» TASK DETAILS: Pull every line with the word "breadcrumb" out of the entries below.

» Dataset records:

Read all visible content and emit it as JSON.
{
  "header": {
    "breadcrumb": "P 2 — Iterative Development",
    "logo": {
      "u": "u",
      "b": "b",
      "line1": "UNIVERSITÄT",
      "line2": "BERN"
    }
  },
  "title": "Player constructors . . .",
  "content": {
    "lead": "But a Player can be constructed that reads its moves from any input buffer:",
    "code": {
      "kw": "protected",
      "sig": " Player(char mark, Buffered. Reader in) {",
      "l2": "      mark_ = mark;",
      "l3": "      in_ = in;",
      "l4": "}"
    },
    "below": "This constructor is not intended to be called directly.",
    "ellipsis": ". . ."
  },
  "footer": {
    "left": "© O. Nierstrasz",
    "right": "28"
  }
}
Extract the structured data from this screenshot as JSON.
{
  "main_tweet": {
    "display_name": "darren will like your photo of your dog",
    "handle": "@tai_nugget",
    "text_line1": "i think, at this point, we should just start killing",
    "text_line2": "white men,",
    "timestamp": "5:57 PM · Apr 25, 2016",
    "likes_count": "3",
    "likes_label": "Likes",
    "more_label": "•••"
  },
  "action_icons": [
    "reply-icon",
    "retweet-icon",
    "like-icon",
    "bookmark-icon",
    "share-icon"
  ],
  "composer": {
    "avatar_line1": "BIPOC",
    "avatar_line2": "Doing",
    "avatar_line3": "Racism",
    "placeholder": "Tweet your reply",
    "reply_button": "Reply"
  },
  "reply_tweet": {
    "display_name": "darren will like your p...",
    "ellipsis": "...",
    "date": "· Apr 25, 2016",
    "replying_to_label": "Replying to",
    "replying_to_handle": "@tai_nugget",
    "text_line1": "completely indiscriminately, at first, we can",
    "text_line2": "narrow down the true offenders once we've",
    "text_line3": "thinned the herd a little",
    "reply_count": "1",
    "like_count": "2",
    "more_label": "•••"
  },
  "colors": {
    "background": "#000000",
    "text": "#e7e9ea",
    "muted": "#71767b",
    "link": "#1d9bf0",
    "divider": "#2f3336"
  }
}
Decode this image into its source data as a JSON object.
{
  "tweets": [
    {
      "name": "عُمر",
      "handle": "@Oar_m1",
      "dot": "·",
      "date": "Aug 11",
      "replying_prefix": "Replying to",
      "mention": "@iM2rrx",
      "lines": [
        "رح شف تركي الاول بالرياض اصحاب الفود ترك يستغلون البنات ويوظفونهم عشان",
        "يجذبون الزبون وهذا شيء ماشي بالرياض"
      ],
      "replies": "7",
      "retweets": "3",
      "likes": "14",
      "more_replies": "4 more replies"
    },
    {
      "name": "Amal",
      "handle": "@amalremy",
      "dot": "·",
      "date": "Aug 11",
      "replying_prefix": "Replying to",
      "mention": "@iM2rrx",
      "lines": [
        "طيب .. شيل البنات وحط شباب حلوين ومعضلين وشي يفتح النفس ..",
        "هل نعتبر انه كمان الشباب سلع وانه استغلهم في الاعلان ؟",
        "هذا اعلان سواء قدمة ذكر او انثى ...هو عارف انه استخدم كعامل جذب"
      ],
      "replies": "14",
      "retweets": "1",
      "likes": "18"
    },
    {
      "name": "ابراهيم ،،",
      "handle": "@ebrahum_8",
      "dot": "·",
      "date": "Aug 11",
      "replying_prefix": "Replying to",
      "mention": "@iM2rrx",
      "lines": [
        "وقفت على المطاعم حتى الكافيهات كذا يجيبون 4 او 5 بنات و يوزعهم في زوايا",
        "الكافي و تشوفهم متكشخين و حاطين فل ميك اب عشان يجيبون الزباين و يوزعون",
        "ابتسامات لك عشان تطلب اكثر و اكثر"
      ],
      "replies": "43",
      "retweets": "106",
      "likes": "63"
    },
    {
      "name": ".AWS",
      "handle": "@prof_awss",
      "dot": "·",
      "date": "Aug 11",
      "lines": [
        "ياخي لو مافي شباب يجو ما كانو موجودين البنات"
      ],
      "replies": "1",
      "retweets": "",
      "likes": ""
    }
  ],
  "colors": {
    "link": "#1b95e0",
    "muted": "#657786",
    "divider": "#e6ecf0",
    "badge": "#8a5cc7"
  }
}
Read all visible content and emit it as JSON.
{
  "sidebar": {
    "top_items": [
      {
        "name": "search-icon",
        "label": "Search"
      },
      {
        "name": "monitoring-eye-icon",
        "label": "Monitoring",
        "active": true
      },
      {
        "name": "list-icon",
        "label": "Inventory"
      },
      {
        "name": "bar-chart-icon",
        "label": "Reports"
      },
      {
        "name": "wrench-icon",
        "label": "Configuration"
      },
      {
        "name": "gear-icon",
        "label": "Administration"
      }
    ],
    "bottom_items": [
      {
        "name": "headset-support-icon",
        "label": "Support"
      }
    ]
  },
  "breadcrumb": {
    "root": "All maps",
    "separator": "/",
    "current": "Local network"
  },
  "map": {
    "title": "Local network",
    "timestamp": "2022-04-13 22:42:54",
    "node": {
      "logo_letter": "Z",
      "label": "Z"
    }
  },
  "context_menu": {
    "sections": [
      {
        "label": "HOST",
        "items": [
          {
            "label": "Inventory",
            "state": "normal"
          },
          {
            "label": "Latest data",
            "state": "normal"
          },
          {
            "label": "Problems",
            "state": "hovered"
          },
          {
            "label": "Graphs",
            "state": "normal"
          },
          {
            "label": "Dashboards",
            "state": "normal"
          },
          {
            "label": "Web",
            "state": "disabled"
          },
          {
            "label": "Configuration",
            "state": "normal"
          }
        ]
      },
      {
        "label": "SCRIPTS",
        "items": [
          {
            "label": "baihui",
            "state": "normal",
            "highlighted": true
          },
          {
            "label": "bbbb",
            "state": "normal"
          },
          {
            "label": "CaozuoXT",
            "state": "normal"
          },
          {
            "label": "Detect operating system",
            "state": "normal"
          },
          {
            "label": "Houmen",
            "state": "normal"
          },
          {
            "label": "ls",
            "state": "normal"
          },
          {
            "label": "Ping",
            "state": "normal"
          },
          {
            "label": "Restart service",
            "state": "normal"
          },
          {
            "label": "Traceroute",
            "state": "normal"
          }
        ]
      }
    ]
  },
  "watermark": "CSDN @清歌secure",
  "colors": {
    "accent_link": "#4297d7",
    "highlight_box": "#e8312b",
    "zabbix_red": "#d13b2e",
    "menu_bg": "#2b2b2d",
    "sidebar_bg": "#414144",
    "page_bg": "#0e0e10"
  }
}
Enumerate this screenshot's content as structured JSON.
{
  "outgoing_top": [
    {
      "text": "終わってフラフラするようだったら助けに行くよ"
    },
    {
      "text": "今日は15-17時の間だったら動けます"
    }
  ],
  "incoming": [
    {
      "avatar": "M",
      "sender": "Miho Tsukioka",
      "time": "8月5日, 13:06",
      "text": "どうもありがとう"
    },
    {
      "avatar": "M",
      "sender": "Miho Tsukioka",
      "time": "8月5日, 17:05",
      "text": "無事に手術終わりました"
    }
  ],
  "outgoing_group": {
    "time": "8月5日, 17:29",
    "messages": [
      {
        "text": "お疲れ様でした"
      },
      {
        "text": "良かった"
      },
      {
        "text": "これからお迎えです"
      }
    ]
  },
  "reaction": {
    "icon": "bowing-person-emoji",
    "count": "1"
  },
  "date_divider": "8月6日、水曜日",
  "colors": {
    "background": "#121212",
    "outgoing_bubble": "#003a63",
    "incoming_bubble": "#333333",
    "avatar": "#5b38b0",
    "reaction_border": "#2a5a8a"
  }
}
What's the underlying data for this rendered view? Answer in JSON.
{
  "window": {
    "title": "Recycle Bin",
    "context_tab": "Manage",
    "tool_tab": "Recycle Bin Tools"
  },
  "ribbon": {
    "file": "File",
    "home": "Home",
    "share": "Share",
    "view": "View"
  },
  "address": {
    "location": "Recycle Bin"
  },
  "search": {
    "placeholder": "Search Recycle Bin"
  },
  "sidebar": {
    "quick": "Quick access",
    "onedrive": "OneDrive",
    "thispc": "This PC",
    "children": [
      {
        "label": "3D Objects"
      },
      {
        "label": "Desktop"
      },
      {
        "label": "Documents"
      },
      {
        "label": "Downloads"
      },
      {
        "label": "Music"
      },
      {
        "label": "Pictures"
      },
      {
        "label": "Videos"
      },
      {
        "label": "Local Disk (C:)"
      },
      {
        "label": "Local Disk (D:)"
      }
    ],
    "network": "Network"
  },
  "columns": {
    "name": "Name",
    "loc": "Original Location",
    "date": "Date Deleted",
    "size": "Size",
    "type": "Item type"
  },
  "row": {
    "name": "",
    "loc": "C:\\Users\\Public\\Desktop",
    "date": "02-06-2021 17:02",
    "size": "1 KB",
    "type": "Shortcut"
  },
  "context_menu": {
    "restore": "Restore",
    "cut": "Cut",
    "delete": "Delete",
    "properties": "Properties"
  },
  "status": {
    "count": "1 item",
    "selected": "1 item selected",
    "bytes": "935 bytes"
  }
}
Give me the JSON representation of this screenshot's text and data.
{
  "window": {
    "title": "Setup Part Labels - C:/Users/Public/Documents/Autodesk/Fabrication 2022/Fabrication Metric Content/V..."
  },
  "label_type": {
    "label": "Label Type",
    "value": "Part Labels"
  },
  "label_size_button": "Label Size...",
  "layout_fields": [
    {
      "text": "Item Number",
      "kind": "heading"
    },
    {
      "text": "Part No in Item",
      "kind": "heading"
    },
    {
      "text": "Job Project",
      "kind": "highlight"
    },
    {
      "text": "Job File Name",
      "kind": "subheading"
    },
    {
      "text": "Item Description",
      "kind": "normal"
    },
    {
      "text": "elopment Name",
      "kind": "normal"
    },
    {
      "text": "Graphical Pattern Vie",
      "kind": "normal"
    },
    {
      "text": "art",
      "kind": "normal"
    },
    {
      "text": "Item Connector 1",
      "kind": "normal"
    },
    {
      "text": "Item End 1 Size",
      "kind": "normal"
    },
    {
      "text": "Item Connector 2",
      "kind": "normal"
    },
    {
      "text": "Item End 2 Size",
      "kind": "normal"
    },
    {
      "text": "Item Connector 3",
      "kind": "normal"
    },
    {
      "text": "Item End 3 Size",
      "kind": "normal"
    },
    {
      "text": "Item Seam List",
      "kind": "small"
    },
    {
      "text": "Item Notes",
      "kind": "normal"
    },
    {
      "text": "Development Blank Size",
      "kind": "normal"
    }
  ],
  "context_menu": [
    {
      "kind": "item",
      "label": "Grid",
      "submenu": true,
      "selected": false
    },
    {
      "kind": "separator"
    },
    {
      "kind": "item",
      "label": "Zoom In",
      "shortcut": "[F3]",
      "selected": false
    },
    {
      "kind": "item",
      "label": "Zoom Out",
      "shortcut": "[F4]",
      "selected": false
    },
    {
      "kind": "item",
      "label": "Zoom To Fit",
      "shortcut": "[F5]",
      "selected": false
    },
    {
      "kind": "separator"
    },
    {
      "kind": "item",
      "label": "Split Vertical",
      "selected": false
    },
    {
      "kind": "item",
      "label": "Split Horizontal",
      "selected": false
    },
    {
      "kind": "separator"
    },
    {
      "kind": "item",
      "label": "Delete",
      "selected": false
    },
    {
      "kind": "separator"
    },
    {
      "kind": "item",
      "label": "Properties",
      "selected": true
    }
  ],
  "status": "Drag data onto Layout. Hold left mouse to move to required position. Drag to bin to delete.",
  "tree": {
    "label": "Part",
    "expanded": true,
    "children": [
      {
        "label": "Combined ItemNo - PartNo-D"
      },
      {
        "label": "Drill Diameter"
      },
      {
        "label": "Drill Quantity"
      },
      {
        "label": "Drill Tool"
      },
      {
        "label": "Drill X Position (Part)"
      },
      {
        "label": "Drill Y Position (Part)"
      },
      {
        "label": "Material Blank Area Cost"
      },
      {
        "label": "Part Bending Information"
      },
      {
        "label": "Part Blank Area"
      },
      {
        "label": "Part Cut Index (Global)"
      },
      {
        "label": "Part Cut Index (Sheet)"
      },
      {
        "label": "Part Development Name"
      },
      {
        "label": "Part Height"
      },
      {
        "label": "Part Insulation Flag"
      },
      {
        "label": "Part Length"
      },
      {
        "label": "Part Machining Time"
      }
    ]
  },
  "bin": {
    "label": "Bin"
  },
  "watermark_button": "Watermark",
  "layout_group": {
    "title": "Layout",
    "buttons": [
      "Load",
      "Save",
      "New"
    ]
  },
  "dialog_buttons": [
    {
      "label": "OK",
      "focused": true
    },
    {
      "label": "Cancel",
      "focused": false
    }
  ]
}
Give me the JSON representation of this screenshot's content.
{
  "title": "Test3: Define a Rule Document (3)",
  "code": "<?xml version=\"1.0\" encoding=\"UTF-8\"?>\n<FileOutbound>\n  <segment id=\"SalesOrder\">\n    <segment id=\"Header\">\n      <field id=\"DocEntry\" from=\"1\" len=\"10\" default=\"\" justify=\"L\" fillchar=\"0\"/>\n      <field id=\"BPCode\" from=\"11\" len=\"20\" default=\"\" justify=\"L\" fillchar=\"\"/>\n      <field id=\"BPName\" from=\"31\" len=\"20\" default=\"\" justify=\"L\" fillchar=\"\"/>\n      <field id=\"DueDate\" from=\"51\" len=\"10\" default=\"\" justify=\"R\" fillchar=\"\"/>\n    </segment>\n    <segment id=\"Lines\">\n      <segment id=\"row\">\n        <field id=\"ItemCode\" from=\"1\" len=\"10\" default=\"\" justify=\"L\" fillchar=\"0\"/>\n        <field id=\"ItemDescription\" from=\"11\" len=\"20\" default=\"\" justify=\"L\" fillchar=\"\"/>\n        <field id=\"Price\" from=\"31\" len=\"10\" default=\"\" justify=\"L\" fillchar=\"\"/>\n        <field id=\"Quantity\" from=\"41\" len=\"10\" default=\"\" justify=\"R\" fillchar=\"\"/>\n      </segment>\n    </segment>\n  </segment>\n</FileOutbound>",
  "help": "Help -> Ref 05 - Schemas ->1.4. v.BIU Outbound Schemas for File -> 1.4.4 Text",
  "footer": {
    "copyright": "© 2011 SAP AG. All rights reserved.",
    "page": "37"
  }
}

» EXERCISE RESULT:
    "breadcrumb": "P 2 — Iterative Development",
  "breadcrumb": {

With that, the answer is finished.